• **The task**: Answer with one number: the count of lines in this material that hold the word "legend".

>> begin

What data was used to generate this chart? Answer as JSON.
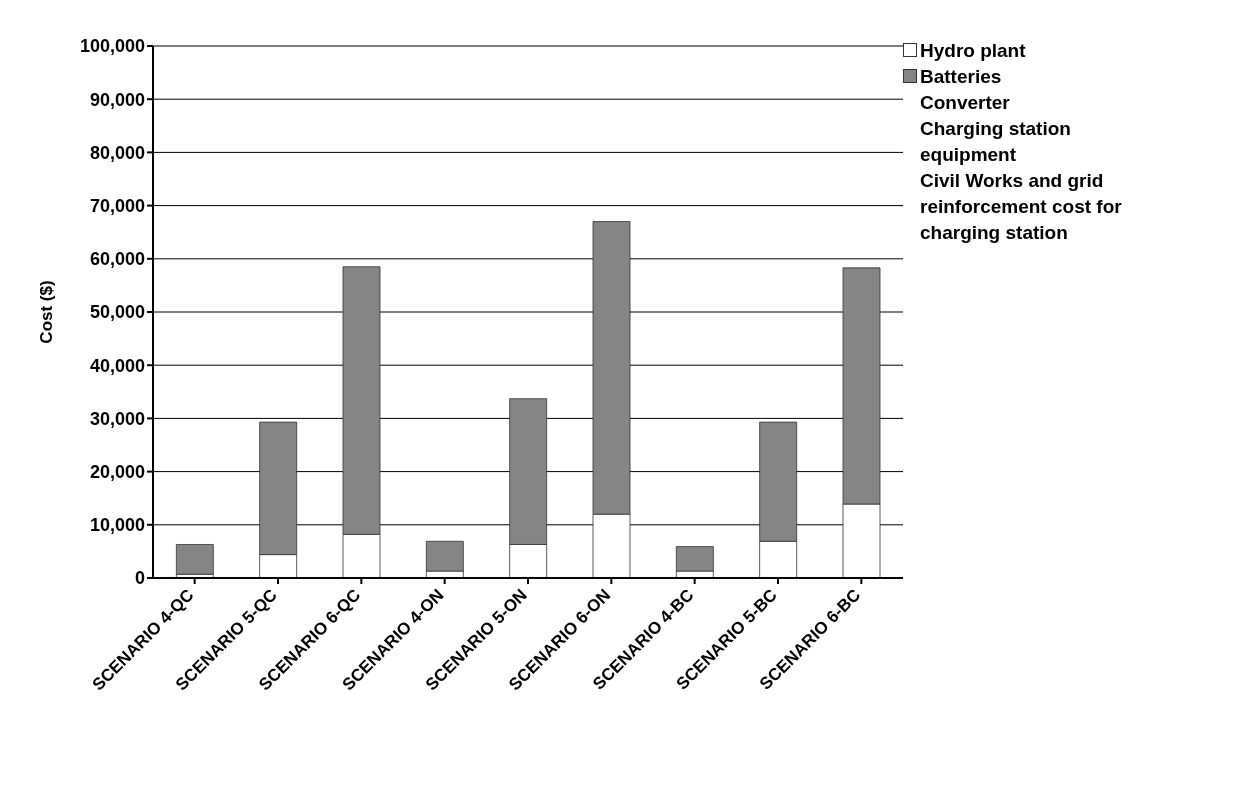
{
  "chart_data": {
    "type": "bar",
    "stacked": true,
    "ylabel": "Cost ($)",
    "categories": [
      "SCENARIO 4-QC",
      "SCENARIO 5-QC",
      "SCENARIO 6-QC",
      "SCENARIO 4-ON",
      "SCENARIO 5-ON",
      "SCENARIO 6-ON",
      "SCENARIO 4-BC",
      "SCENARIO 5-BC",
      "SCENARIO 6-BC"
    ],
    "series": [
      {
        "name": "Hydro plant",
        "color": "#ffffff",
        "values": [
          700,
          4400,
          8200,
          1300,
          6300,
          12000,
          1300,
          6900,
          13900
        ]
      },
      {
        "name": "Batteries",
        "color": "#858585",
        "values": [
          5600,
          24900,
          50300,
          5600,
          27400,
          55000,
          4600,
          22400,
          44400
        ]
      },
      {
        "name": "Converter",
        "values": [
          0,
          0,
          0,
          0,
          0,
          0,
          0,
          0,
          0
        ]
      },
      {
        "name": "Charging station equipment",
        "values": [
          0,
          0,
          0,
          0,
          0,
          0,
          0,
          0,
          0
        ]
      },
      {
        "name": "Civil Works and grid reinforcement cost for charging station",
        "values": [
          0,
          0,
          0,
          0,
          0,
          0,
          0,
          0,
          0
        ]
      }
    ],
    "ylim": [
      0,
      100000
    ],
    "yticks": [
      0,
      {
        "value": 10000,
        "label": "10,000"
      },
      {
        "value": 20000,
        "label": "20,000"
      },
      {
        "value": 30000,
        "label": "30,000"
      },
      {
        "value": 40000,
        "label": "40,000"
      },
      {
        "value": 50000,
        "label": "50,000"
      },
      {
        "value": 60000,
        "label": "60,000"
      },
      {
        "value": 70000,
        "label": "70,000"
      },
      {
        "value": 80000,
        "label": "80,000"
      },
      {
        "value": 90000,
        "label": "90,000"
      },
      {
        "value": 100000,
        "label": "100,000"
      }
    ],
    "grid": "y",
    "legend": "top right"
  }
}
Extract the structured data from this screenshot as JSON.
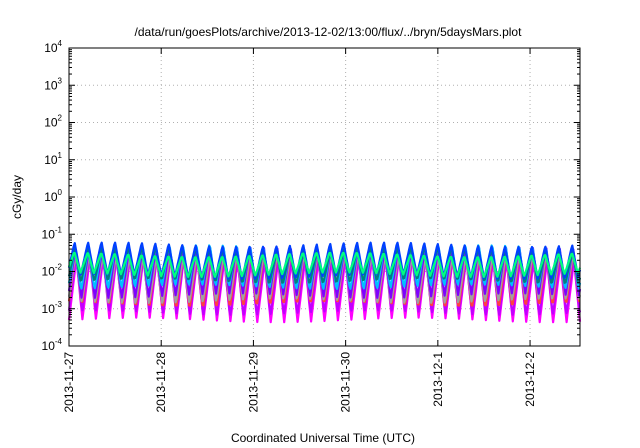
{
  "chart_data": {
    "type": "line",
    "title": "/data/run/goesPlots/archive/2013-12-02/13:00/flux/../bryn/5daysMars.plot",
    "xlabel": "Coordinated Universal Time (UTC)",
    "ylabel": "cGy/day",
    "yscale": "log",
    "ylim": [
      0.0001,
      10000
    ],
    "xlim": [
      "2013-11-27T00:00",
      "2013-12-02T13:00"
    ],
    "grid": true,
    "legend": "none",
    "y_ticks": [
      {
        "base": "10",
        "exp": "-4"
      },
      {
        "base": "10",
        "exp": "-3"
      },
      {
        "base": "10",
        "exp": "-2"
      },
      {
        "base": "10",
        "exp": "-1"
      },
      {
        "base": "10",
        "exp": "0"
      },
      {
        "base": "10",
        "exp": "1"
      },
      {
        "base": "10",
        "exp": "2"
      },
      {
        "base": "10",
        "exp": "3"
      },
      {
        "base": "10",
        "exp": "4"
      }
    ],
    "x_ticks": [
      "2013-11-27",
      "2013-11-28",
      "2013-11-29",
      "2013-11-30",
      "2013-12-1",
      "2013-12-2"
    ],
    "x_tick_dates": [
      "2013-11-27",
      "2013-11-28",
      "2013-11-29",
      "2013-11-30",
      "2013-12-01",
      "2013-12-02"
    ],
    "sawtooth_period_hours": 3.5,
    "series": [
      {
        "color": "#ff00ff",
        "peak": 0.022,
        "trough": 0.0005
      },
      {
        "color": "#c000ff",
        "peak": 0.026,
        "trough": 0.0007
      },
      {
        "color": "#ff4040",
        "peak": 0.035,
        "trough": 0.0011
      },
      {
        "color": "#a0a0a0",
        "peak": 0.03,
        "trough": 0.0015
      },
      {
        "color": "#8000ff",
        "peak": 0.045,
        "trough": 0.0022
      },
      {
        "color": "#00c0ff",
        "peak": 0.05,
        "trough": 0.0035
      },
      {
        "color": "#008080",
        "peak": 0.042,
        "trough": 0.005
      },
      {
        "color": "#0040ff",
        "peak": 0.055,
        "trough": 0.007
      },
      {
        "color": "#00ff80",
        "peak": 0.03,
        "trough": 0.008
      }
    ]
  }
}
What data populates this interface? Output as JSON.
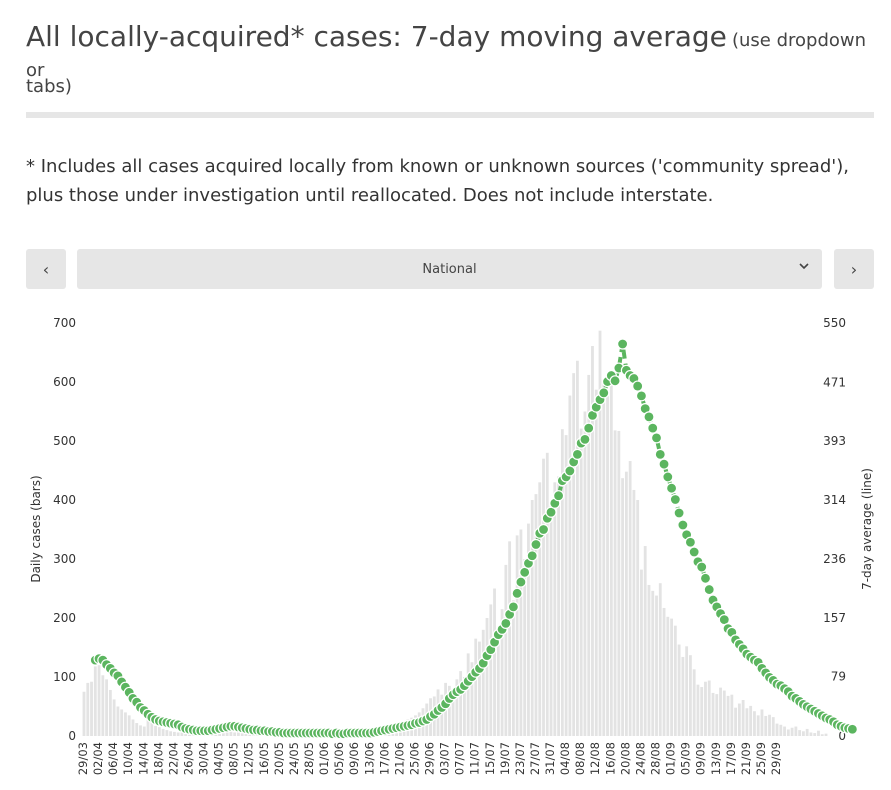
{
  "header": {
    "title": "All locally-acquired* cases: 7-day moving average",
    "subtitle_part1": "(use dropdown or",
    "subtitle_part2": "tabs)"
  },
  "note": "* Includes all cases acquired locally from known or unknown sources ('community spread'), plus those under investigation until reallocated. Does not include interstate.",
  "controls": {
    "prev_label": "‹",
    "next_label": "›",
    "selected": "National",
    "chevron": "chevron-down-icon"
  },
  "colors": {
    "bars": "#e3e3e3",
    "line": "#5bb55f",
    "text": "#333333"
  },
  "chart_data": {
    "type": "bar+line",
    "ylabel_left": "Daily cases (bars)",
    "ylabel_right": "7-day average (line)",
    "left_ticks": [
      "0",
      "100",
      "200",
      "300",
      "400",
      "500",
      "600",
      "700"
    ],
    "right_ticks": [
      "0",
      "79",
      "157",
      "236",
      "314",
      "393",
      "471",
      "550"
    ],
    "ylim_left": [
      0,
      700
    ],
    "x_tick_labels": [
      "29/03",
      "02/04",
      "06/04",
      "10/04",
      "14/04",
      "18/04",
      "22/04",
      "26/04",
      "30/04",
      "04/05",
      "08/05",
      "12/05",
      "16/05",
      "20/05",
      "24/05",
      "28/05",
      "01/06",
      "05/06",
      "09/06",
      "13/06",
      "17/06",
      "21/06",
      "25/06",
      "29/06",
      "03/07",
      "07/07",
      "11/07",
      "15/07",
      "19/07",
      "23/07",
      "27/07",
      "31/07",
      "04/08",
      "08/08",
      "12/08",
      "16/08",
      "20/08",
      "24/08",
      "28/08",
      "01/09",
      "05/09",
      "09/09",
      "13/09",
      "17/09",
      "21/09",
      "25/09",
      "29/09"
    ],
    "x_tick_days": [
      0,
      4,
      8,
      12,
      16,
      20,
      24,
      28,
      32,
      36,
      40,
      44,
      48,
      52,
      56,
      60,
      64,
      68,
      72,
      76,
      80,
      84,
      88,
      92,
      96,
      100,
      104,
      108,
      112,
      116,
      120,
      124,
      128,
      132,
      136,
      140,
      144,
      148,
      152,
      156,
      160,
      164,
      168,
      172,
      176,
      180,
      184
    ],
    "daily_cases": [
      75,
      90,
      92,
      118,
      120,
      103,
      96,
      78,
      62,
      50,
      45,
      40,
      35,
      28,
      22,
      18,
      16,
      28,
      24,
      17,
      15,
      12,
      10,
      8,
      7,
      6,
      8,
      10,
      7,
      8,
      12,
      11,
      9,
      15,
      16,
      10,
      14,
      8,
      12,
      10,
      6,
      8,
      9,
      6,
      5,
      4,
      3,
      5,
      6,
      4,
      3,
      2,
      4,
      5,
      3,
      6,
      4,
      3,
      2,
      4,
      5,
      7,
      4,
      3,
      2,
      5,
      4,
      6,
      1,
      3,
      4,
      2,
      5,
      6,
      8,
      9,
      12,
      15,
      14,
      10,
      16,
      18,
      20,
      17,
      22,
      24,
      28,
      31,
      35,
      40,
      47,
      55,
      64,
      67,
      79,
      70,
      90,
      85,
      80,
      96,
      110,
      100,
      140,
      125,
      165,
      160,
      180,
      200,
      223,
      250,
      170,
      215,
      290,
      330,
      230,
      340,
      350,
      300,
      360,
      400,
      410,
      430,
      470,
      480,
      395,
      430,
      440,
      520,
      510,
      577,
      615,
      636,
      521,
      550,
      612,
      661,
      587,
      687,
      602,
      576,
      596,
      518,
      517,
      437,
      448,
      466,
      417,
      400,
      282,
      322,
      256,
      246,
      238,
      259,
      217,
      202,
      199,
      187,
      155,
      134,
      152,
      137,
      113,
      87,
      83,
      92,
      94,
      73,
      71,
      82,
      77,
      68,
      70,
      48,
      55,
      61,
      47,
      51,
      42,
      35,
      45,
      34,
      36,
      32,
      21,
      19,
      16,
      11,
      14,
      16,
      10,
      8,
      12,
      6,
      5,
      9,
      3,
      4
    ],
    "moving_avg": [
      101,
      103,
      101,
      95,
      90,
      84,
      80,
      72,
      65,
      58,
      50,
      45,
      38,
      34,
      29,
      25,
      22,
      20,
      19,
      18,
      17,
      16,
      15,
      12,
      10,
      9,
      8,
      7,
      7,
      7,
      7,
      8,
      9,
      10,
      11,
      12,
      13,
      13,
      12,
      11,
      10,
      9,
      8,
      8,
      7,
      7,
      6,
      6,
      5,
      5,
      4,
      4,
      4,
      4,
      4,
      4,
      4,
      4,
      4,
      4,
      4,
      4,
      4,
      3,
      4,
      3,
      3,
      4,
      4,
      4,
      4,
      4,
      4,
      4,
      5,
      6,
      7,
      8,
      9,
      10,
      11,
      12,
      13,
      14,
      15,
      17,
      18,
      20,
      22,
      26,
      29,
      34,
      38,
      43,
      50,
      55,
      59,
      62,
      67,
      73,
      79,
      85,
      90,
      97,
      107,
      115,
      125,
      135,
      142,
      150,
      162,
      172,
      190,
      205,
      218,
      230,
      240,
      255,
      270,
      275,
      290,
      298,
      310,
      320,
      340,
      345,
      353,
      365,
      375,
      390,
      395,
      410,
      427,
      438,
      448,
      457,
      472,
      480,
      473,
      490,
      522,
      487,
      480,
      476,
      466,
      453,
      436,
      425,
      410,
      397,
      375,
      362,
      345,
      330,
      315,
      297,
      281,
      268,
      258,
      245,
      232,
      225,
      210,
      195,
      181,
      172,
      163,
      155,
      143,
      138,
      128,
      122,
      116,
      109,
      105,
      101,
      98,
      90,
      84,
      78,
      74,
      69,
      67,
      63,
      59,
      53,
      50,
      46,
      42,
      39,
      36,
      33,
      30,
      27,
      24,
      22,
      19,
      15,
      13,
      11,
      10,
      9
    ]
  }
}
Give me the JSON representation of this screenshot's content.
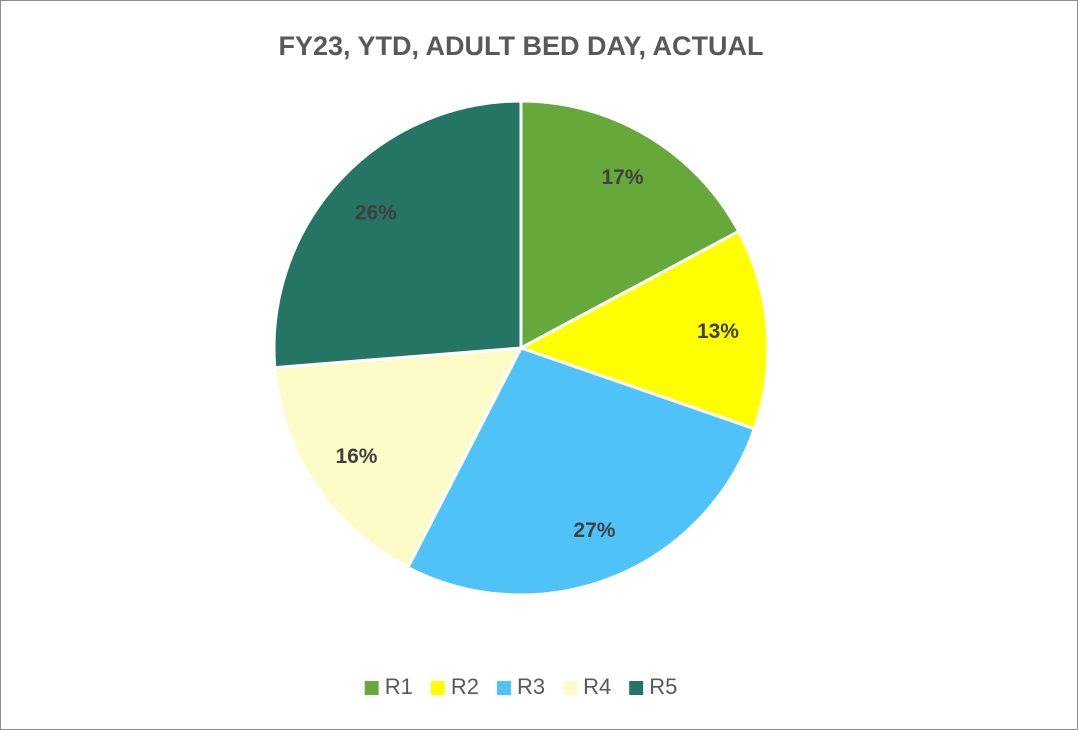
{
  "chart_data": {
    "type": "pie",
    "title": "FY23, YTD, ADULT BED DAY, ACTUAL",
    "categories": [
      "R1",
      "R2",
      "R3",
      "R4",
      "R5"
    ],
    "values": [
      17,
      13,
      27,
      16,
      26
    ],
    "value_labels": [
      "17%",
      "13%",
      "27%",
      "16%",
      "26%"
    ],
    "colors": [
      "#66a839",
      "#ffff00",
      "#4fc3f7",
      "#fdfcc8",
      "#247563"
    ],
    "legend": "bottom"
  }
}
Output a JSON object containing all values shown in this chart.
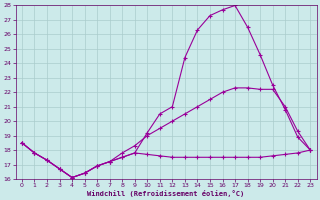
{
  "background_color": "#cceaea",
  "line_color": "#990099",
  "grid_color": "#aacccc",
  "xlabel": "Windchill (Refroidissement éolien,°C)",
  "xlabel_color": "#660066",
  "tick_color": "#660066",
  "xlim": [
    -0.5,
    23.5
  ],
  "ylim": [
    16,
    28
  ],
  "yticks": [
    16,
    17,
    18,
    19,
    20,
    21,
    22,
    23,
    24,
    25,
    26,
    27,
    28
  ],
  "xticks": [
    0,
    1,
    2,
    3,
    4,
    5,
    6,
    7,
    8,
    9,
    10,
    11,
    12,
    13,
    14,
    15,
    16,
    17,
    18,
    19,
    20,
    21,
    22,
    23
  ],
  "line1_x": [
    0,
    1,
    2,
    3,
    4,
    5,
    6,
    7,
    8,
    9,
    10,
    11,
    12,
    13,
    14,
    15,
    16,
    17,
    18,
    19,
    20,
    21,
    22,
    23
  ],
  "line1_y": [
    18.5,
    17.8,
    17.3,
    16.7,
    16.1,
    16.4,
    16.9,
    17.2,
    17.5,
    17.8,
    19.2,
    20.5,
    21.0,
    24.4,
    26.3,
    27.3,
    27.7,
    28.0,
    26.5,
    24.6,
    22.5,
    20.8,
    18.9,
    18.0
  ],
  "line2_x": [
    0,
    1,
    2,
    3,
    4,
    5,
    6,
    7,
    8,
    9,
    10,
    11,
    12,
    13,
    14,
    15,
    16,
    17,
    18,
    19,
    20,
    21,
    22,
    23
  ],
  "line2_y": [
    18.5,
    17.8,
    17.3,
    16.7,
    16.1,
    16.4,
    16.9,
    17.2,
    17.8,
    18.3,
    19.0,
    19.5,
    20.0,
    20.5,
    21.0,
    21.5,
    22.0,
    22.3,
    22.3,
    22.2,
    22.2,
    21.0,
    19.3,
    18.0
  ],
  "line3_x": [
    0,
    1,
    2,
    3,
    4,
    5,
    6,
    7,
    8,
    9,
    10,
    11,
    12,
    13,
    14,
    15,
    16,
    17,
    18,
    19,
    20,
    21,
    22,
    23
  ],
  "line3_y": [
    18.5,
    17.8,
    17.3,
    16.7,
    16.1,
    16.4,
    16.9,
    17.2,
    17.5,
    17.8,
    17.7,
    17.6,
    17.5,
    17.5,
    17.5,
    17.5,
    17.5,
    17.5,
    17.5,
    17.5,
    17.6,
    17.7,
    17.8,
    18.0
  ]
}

>> end

• **Answer to this task**: 3